→ **OBJETIVO DEL EJERCICIO**: Reproduce sin cambios el tramo que empieza en la línea que contiene "fullscreen-button[interactable]: ⛶: [1687, 0, 1724, 38]" y termina en la que contiene "candle-body: [132, 157, 139, 178]", ambas incluidas. No escribas ninguna otra línea.

→ **MATERIAL PROPORCIONADO**:
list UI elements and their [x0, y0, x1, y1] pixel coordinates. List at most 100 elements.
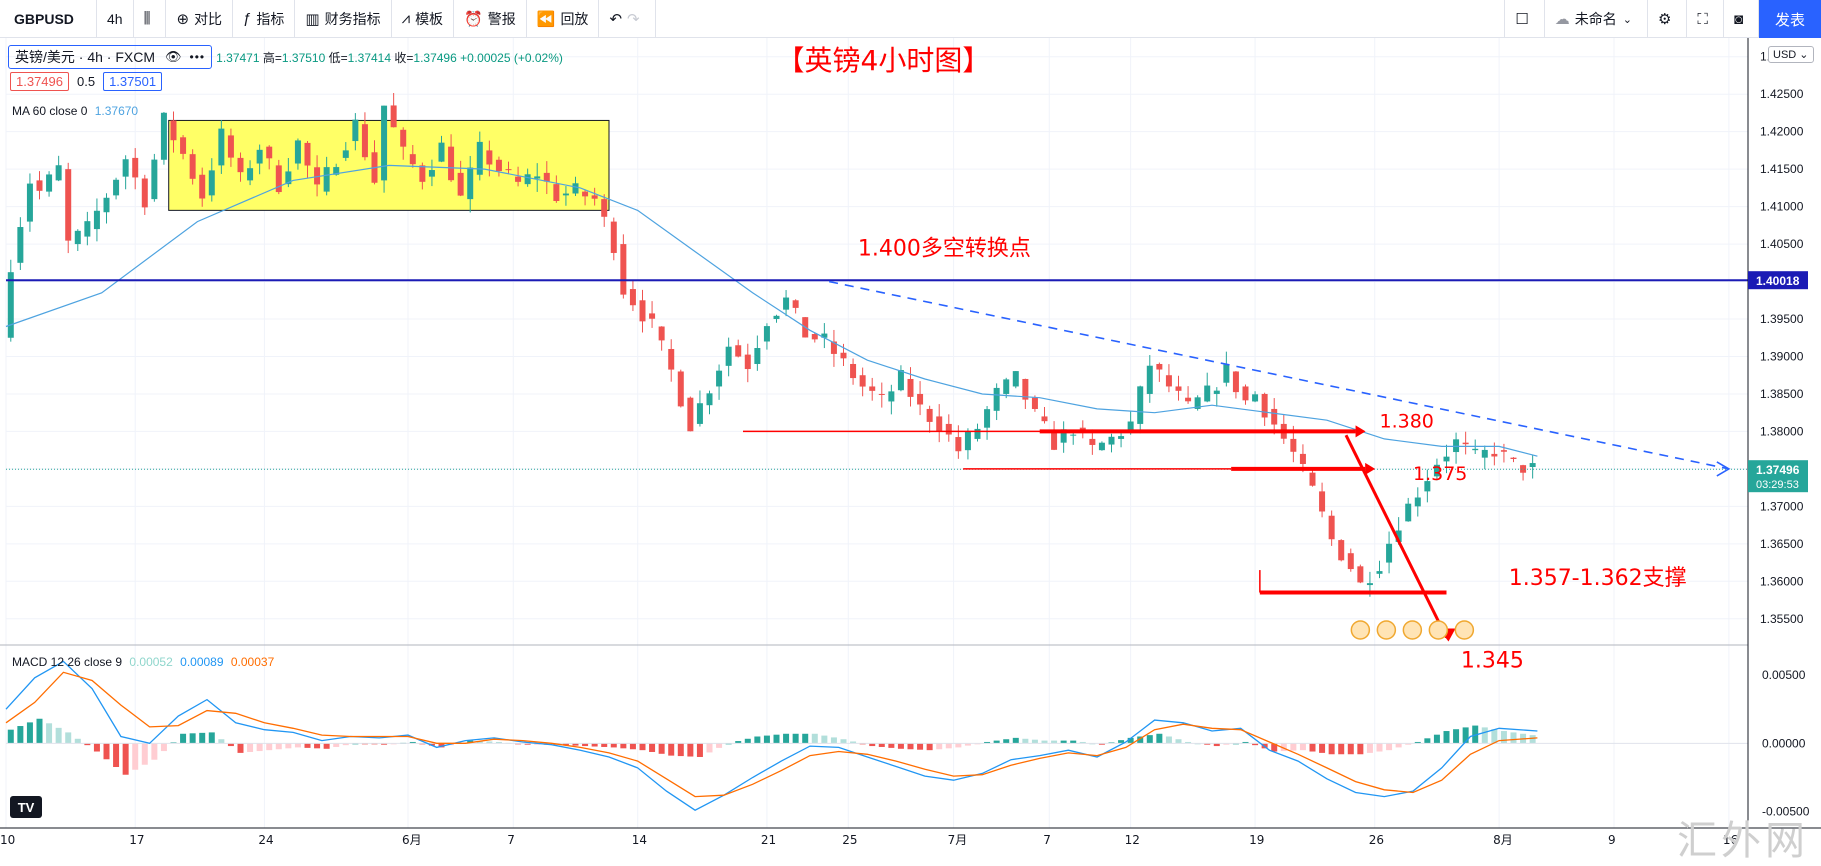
fullscreen-button[interactable]: ⛶: [1687, 0, 1724, 38]
settings-button[interactable]: ⚙: [1648, 0, 1688, 38]
macd-histogram-bar: [1510, 732, 1517, 744]
tradingview-logo-icon[interactable]: TV: [10, 796, 42, 818]
time-tick-label: 16: [1723, 833, 1738, 847]
publish-button[interactable]: 发表: [1759, 0, 1821, 38]
symbol-search-button[interactable]: GBPUSD: [0, 0, 97, 38]
replay-button[interactable]: ⏪ 回放: [527, 0, 600, 38]
chart-title: 【英镑4小时图】: [777, 44, 991, 77]
alert-label: 警报: [487, 10, 516, 27]
candle-body: [55, 165, 62, 181]
candle-body: [773, 315, 780, 320]
macd-histogram-bar: [1223, 743, 1230, 745]
support-label: 1.357-1.362支撑: [1509, 566, 1687, 591]
chart-area[interactable]: 【英镑4小时图】 1.400多空转换点 1.380 1.375 1.357-1.362支…: [0, 38, 1821, 856]
macd-histogram-bar: [773, 734, 780, 744]
macd-line: [5, 660, 1538, 811]
redo-icon[interactable]: ↷: [627, 10, 640, 28]
macd-histogram-bar: [524, 743, 531, 745]
macd-histogram-bar: [1414, 741, 1421, 744]
time-tick-label: 6月: [402, 833, 422, 847]
candle-body: [1213, 390, 1220, 394]
chart-style-button[interactable]: ⫼: [134, 0, 167, 38]
alert-button[interactable]: ⏰ 警报: [454, 0, 527, 38]
candle-body: [955, 437, 962, 452]
chart-canvas[interactable]: 【英镑4小时图】 1.400多空转换点 1.380 1.375 1.357-1.362支…: [0, 38, 1821, 856]
macd-histogram-bar: [754, 736, 761, 744]
macd-histogram-bar: [486, 741, 493, 744]
indicators-button[interactable]: ƒ 指标: [233, 0, 296, 38]
macd-histogram-bar: [122, 743, 129, 775]
candle-body: [132, 157, 139, 178]
candle-body: [1453, 439, 1460, 453]
candle-body: [974, 428, 981, 439]
macd-histogram-bar: [878, 743, 885, 747]
layout-select-button[interactable]: ☐: [1504, 0, 1545, 38]
symbol-legend-box[interactable]: 英镑/美元 · 4h · FXCM 👁 •••: [8, 45, 213, 69]
interval-button[interactable]: 4h: [97, 0, 134, 38]
buy-price[interactable]: 1.37501: [103, 72, 163, 91]
descending-trendline: [828, 280, 1730, 470]
candle-body: [1089, 438, 1096, 445]
candle-body: [620, 244, 627, 295]
macd-histogram-bar: [706, 743, 713, 753]
macd-histogram-bar: [1041, 740, 1048, 744]
macd-histogram-bar: [1137, 736, 1144, 744]
currency-select[interactable]: USD ⌄: [1768, 46, 1814, 63]
candle-body: [763, 326, 770, 342]
candle-body: [993, 387, 1000, 411]
candle-body: [84, 221, 91, 237]
sell-price[interactable]: 1.37496: [10, 72, 69, 91]
candle-body: [1098, 442, 1105, 451]
macd-histogram-bar: [1031, 739, 1038, 744]
macd-histogram-bar: [1299, 743, 1306, 751]
price-tick-label: 1.37000: [1760, 499, 1804, 513]
candle-body: [1022, 378, 1029, 400]
candle-body: [735, 345, 742, 357]
undo-icon[interactable]: ↶: [609, 10, 623, 28]
candle-body: [1185, 397, 1192, 402]
ma-value: 1.37670: [94, 104, 139, 118]
candle-body: [208, 170, 215, 196]
candle-body: [1165, 375, 1172, 387]
macd-histogram-bar: [1204, 743, 1211, 745]
macd-histogram-bar: [132, 743, 139, 770]
candle-body: [1338, 540, 1345, 561]
candle-body: [409, 154, 416, 165]
layout-name-button[interactable]: ☁ 未命名 ⌄: [1545, 0, 1648, 38]
price-tick-label: 1.42000: [1760, 125, 1804, 139]
candle-body: [1529, 463, 1536, 468]
candle-body: [696, 403, 703, 424]
eye-icon[interactable]: 👁: [165, 49, 182, 64]
financials-button[interactable]: ▥ 财务指标: [295, 0, 392, 38]
macd-histogram-bar: [476, 741, 483, 744]
candle-body: [515, 176, 522, 182]
candle-body: [1510, 457, 1517, 459]
price-tick-label: 1.38000: [1760, 424, 1804, 438]
ohlc-high-label: 高=: [262, 50, 282, 65]
ma60-line: [5, 164, 1538, 457]
macd-histogram-bar: [55, 727, 62, 744]
candle-body: [46, 174, 53, 192]
templates-button[interactable]: ⩘ 模板: [392, 0, 455, 38]
compare-button[interactable]: ⊕ 对比: [166, 0, 234, 38]
candle-body: [314, 167, 321, 185]
candle-body: [639, 300, 646, 322]
macd-histogram-bar: [1012, 737, 1019, 744]
candle-body: [1031, 397, 1038, 409]
macd-histogram-bar: [993, 740, 1000, 744]
price-tick-label: 1.39000: [1760, 349, 1804, 363]
time-tick-label: 7: [507, 833, 515, 847]
macd-histogram-bar: [141, 743, 148, 765]
snapshot-button[interactable]: ◙: [1724, 0, 1759, 38]
ohlc-values: 1.37471 高=1.37510 低=1.37414 收=1.37496 +0…: [216, 49, 563, 66]
layout-name: 未命名: [1574, 11, 1617, 27]
fullscreen-icon: ⛶: [1697, 10, 1708, 28]
more-icon[interactable]: •••: [189, 50, 206, 64]
candle-body: [390, 105, 397, 128]
candle-body: [1472, 448, 1479, 451]
symbol-description: 英镑/美元 · 4h · FXCM: [15, 49, 156, 65]
candle-body: [1433, 464, 1440, 477]
candle-body: [1424, 481, 1431, 492]
macd-histogram-bar: [93, 743, 100, 752]
price-tick-label: 1.40500: [1760, 237, 1804, 251]
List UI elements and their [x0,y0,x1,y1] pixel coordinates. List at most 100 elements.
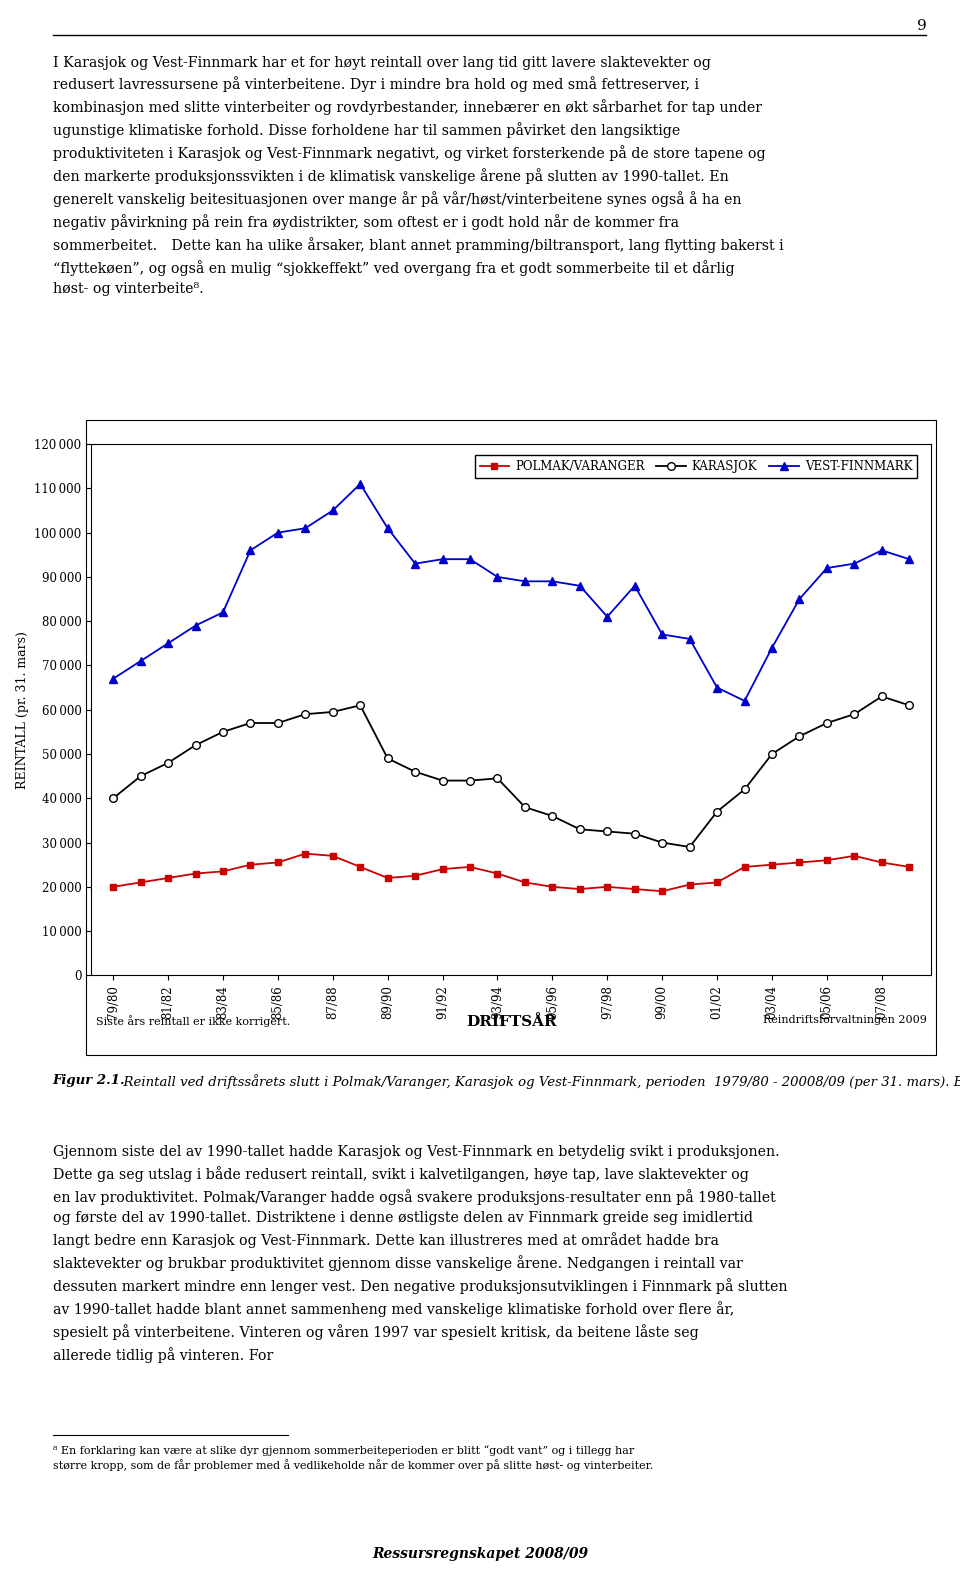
POLMAK/VARANGER [739,858,751,877]
KARASJOK [519,798,531,817]
KARASJOK [492,769,503,788]
KARASJOK [794,726,805,745]
VEST-FINNMARK [327,501,339,520]
VEST-FINNMARK [492,568,503,587]
Text: I Karasjok og Vest-Finnmark har et for høyt reintall over lang tid gitt lavere s: I Karasjok og Vest-Finnmark har et for h… [53,56,783,297]
POLMAK/VARANGER [602,877,613,896]
Text: Ressursregnskapet 2008/09: Ressursregnskapet 2008/09 [372,1546,588,1561]
Text: 9: 9 [917,19,926,33]
VEST-FINNMARK [794,590,805,609]
KARASJOK [217,722,228,741]
POLMAK/VARANGER [711,872,723,891]
POLMAK/VARANGER [574,880,586,899]
POLMAK/VARANGER [437,860,448,879]
Text: Siste års reintall er ikke korrigert.: Siste års reintall er ikke korrigert. [96,1015,290,1026]
KARASJOK [354,696,366,715]
POLMAK/VARANGER [794,853,805,872]
VEST-FINNMARK [300,519,311,538]
VEST-FINNMARK [382,519,394,538]
POLMAK/VARANGER [162,869,174,888]
POLMAK/VARANGER [409,866,420,885]
VEST-FINNMARK [272,523,283,542]
POLMAK/VARANGER [546,877,558,896]
VEST-FINNMARK [739,691,751,711]
VEST-FINNMARK [134,652,146,671]
KARASJOK [876,687,888,706]
KARASJOK [272,714,283,733]
Legend: POLMAK/VARANGER, KARASJOK, VEST-FINNMARK: POLMAK/VARANGER, KARASJOK, VEST-FINNMARK [475,455,917,477]
POLMAK/VARANGER [354,858,366,877]
KARASJOK [327,703,339,722]
POLMAK/VARANGER [245,855,256,874]
KARASJOK [190,736,202,755]
KARASJOK [766,744,778,763]
VEST-FINNMARK [711,679,723,698]
VEST-FINNMARK [766,638,778,657]
KARASJOK [409,763,420,782]
KARASJOK [657,833,668,852]
VEST-FINNMARK [217,603,228,622]
KARASJOK [300,704,311,723]
KARASJOK [382,749,394,768]
Text: ⁸ En forklaring kan være at slike dyr gjennom sommerbeiteperioden er blitt “godt: ⁸ En forklaring kan være at slike dyr gj… [53,1445,653,1472]
POLMAK/VARANGER [766,855,778,874]
Line: VEST-FINNMARK: VEST-FINNMARK [109,479,913,706]
VEST-FINNMARK [162,634,174,653]
POLMAK/VARANGER [327,847,339,866]
POLMAK/VARANGER [465,858,476,877]
KARASJOK [574,820,586,839]
KARASJOK [162,753,174,772]
VEST-FINNMARK [849,554,860,573]
KARASJOK [821,714,832,733]
VEST-FINNMARK [437,550,448,569]
VEST-FINNMARK [876,541,888,560]
KARASJOK [711,803,723,822]
VEST-FINNMARK [546,573,558,592]
Line: KARASJOK: KARASJOK [109,693,913,850]
POLMAK/VARANGER [903,858,915,877]
Text: Figur 2.1.: Figur 2.1. [53,1074,126,1086]
VEST-FINNMARK [409,554,420,573]
VEST-FINNMARK [629,576,640,595]
VEST-FINNMARK [190,615,202,634]
VEST-FINNMARK [465,550,476,569]
KARASJOK [602,822,613,841]
Line: POLMAK/VARANGER: POLMAK/VARANGER [109,850,913,895]
POLMAK/VARANGER [492,864,503,883]
KARASJOK [134,766,146,785]
VEST-FINNMARK [245,541,256,560]
VEST-FINNMARK [821,558,832,577]
Text: DRIFTSÅR: DRIFTSÅR [466,1015,557,1029]
POLMAK/VARANGER [821,850,832,869]
VEST-FINNMARK [108,669,119,688]
POLMAK/VARANGER [134,872,146,891]
POLMAK/VARANGER [300,844,311,863]
KARASJOK [629,825,640,844]
VEST-FINNMARK [519,573,531,592]
KARASJOK [849,704,860,723]
Y-axis label: REINTALL (pr. 31. mars): REINTALL (pr. 31. mars) [15,631,29,788]
KARASJOK [903,696,915,715]
POLMAK/VARANGER [272,853,283,872]
KARASJOK [546,807,558,826]
VEST-FINNMARK [657,625,668,644]
KARASJOK [108,788,119,807]
POLMAK/VARANGER [629,880,640,899]
Text: Reintall ved driftssårets slutt i Polmak/Varanger, Karasjok og Vest-Finnmark, pe: Reintall ved driftssårets slutt i Polmak… [115,1074,960,1088]
POLMAK/VARANGER [190,864,202,883]
KARASJOK [684,837,695,856]
POLMAK/VARANGER [657,882,668,901]
POLMAK/VARANGER [108,877,119,896]
POLMAK/VARANGER [519,872,531,891]
POLMAK/VARANGER [382,869,394,888]
POLMAK/VARANGER [876,853,888,872]
KARASJOK [245,714,256,733]
POLMAK/VARANGER [849,847,860,866]
Text: Gjennom siste del av 1990-tallet hadde Karasjok og Vest-Finnmark en betydelig sv: Gjennom siste del av 1990-tallet hadde K… [53,1145,787,1362]
KARASJOK [739,780,751,799]
Text: Reindriftsforvaltningen 2009: Reindriftsforvaltningen 2009 [762,1015,926,1025]
POLMAK/VARANGER [217,861,228,880]
KARASJOK [465,771,476,790]
VEST-FINNMARK [684,630,695,649]
VEST-FINNMARK [574,576,586,595]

→ **RESPUESTA**:
fullscreen-button[interactable]: ⛶: [1687, 0, 1724, 38]
settings-button[interactable]: ⚙: [1648, 0, 1688, 38]
macd-histogram-bar: [1510, 732, 1517, 744]
tradingview-logo-icon[interactable]: TV: [10, 796, 42, 818]
time-tick-label: 16: [1723, 833, 1738, 847]
publish-button[interactable]: 发表: [1759, 0, 1821, 38]
symbol-search-button[interactable]: GBPUSD: [0, 0, 97, 38]
replay-button[interactable]: ⏪ 回放: [527, 0, 600, 38]
chart-title: 【英镑4小时图】: [777, 44, 991, 77]
alert-label: 警报: [487, 10, 516, 27]
candle-body: [55, 165, 62, 181]
candle-body: [773, 315, 780, 320]
macd-histogram-bar: [1223, 743, 1230, 745]
support-label: 1.357-1.362支撑: [1509, 566, 1687, 591]
chart-area[interactable]: 【英镑4小时图】 1.400多空转换点 1.380 1.375 1.357-1.362支…: [0, 38, 1821, 856]
macd-histogram-bar: [773, 734, 780, 744]
macd-line: [5, 660, 1538, 811]
redo-icon[interactable]: ↷: [627, 10, 640, 28]
macd-histogram-bar: [524, 743, 531, 745]
macd-histogram-bar: [1414, 741, 1421, 744]
time-tick-label: 6月: [402, 833, 422, 847]
candle-body: [1213, 390, 1220, 394]
chart-style-button[interactable]: ⫼: [134, 0, 167, 38]
alert-button[interactable]: ⏰ 警报: [454, 0, 527, 38]
candle-body: [955, 437, 962, 452]
chart-canvas[interactable]: 【英镑4小时图】 1.400多空转换点 1.380 1.375 1.357-1.362支…: [0, 38, 1821, 856]
macd-histogram-bar: [754, 736, 761, 744]
macd-histogram-bar: [486, 741, 493, 744]
indicators-button[interactable]: ƒ 指标: [233, 0, 296, 38]
macd-histogram-bar: [122, 743, 129, 775]
candle-body: [132, 157, 139, 178]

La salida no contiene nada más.